Page transcription dataset items:
......
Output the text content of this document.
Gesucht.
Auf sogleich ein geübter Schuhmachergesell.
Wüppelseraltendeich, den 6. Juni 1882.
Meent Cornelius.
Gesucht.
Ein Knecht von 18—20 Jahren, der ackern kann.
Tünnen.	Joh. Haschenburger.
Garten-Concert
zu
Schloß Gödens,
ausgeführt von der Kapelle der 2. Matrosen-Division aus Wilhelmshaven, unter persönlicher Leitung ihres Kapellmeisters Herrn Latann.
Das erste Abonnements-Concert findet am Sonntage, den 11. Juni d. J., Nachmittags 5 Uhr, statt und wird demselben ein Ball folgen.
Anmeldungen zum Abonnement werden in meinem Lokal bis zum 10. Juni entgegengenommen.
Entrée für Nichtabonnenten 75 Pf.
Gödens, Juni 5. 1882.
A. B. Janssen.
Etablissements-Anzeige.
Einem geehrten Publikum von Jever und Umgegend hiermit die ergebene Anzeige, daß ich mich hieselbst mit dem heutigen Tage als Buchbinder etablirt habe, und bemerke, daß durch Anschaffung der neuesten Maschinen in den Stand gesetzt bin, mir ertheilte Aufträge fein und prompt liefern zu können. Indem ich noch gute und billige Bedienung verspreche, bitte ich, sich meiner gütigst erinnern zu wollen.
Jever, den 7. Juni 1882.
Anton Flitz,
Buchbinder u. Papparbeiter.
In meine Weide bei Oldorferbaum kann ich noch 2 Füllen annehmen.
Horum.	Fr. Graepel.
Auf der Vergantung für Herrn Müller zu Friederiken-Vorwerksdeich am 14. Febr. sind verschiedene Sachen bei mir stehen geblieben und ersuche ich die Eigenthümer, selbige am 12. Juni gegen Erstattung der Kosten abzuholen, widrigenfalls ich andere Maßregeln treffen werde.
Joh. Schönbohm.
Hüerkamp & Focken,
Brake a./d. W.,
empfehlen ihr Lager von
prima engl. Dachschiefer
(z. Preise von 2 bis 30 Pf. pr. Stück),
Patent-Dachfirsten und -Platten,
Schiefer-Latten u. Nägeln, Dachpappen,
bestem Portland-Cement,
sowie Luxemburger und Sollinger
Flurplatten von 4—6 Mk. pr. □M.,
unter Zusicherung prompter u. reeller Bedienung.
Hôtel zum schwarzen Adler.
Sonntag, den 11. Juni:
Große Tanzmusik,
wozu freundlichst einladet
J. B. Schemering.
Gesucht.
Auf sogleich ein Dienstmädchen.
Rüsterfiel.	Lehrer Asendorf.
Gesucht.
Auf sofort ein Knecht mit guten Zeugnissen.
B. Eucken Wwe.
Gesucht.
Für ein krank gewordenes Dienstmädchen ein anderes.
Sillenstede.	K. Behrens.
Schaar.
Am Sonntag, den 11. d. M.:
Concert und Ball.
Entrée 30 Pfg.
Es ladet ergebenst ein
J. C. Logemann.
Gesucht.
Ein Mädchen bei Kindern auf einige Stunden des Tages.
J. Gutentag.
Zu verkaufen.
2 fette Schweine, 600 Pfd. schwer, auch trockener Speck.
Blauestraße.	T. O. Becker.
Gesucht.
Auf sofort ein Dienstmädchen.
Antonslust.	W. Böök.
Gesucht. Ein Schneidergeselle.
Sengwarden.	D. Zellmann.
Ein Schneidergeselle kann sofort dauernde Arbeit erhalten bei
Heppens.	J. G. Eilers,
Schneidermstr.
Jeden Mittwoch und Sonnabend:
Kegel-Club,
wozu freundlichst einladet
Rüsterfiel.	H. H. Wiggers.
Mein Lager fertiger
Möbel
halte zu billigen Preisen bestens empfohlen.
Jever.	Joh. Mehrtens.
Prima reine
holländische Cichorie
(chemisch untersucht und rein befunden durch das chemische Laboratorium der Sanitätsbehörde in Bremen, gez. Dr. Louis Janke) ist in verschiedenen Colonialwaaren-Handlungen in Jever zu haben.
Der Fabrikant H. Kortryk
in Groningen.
......
Your reply should consist of all the records, set down exactly.

Output the text content of this document.
Gesucht.
Auf sogleich ein geübter Schuhmachergesell.
Wüppelseraltendeich, den 6. Juni 1882.
Meent Cornelius.
Gesucht.
Ein Knecht von 18—20 Jahren, der ackern kann.
Tünnen.	Joh. Haschenburger.
Garten-Concert
zu
Schloß Gödens,
ausgeführt von der Kapelle der 2. Matrosen-Division aus Wilhelmshaven, unter persönlicher Leitung ihres Kapellmeisters Herrn Latann.
Das erste Abonnements-Concert findet am Sonntage, den 11. Juni d. J., Nachmittags 5 Uhr, statt und wird demselben ein Ball folgen.
Anmeldungen zum Abonnement werden in meinem Lokal bis zum 10. Juni entgegengenommen.
Entrée für Nichtabonnenten 75 Pf.
Gödens, Juni 5. 1882.
A. B. Janssen.
Etablissements-Anzeige.
Einem geehrten Publikum von Jever und Umgegend hiermit die ergebene Anzeige, daß ich mich hieselbst mit dem heutigen Tage als Buchbinder etablirt habe, und bemerke, daß durch Anschaffung der neuesten Maschinen in den Stand gesetzt bin, mir ertheilte Aufträge fein und prompt liefern zu können. Indem ich noch gute und billige Bedienung verspreche, bitte ich, sich meiner gütigst erinnern zu wollen.
Jever, den 7. Juni 1882.
Anton Flitz,
Buchbinder u. Papparbeiter.
In meine Weide bei Oldorferbaum kann ich noch 2 Füllen annehmen.
Horum.	Fr. Graepel.
Auf der Vergantung für Herrn Müller zu Friederiken-Vorwerksdeich am 14. Febr. sind verschiedene Sachen bei mir stehen geblieben und ersuche ich die Eigenthümer, selbige am 12. Juni gegen Erstattung der Kosten abzuholen, widrigenfalls ich andere Maßregeln treffen werde.
Joh. Schönbohm.
Hüerkamp & Focken,
Brake a./d. W.,
empfehlen ihr Lager von
prima engl. Dachschiefer
(z. Preise von 2 bis 30 Pf. pr. Stück),
Patent-Dachfirsten und -Platten,
Schiefer-Latten u. Nägeln, Dachpappen,
bestem Portland-Cement,
sowie Luxemburger und Sollinger
Flurplatten von 4—6 Mk. pr. □M.,
unter Zusicherung prompter u. reeller Bedienung.
Hôtel zum schwarzen Adler.
Sonntag, den 11. Juni:
Große Tanzmusik,
wozu freundlichst einladet
J. B. Schemering.
Gesucht.
Auf sogleich ein Dienstmädchen.
Rüsterfiel.	Lehrer Asendorf.
Gesucht.
Auf sofort ein Knecht mit guten Zeugnissen.
B. Eucken Wwe.
Gesucht.
Für ein krank gewordenes Dienstmädchen ein anderes.
Sillenstede.	K. Behrens.
Schaar.
Am Sonntag, den 11. d. M.:
Concert und Ball.
Entrée 30 Pfg.
Es ladet ergebenst ein
J. C. Logemann.
Gesucht.
Ein Mädchen bei Kindern auf einige Stunden des Tages.
J. Gutentag.
Zu verkaufen.
2 fette Schweine, 600 Pfd. schwer, auch trockener Speck.
Blauestraße.	T. O. Becker.
Gesucht.
Auf sofort ein Dienstmädchen.
Antonslust.	W. Böök.
Gesucht. Ein Schneidergeselle.
Sengwarden.	D. Zellmann.
Ein Schneidergeselle kann sofort dauernde Arbeit erhalten bei
Heppens.	J. G. Eilers,
Schneidermstr.
Jeden Mittwoch und Sonnabend:
Kegel-Club,
wozu freundlichst einladet
Rüsterfiel.	H. H. Wiggers.
Mein Lager fertiger
Möbel
halte zu billigen Preisen bestens empfohlen.
Jever.	Joh. Mehrtens.
Prima reine
holländische Cichorie
(chemisch untersucht und rein befunden durch das chemische Laboratorium der Sanitätsbehörde in Bremen, gez. Dr. Louis Janke) ist in verschiedenen Colonialwaaren-Handlungen in Jever zu haben.
Der Fabrikant H. Kortryk
in Groningen.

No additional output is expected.